-- BEGIN Data supplied --

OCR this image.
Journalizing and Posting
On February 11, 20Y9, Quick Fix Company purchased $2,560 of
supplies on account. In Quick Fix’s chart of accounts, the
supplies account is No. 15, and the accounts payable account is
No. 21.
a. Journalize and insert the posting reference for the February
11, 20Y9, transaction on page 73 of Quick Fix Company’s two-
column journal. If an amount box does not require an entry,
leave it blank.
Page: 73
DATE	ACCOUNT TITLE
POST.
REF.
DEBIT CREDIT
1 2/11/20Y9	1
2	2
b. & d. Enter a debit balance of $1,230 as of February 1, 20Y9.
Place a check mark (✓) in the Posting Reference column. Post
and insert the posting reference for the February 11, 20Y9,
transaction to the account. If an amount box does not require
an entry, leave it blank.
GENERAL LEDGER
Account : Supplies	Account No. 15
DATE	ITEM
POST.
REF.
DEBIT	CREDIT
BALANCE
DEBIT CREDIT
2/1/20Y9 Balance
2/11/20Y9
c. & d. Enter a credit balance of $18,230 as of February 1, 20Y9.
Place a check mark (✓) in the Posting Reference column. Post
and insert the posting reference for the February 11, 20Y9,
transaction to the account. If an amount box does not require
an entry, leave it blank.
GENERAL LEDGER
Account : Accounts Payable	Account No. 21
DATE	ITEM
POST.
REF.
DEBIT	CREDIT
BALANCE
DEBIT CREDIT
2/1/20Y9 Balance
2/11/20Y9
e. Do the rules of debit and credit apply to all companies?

-- END Data supplied --

▸ **What is required**:
Reproduce each record exactly as it appears.

▸ **Task result**:
OCR this image.
Journalizing and Posting
On February 11, 20Y9, Quick Fix Company purchased $2,560 of
supplies on account. In Quick Fix’s chart of accounts, the
supplies account is No. 15, and the accounts payable account is
No. 21.
a. Journalize and insert the posting reference for the February
11, 20Y9, transaction on page 73 of Quick Fix Company’s two-
column journal. If an amount box does not require an entry,
leave it blank.
Page: 73
DATE	ACCOUNT TITLE
POST.
REF.
DEBIT CREDIT
1 2/11/20Y9	1
2	2
b. & d. Enter a debit balance of $1,230 as of February 1, 20Y9.
Place a check mark (✓) in the Posting Reference column. Post
and insert the posting reference for the February 11, 20Y9,
transaction to the account. If an amount box does not require
an entry, leave it blank.
GENERAL LEDGER
Account : Supplies	Account No. 15
DATE	ITEM
POST.
REF.
DEBIT	CREDIT
BALANCE
DEBIT CREDIT
2/1/20Y9 Balance
2/11/20Y9
c. & d. Enter a credit balance of $18,230 as of February 1, 20Y9.
Place a check mark (✓) in the Posting Reference column. Post
and insert the posting reference for the February 11, 20Y9,
transaction to the account. If an amount box does not require
an entry, leave it blank.
GENERAL LEDGER
Account : Accounts Payable	Account No. 21
DATE	ITEM
POST.
REF.
DEBIT	CREDIT
BALANCE
DEBIT CREDIT
2/1/20Y9 Balance
2/11/20Y9
e. Do the rules of debit and credit apply to all companies?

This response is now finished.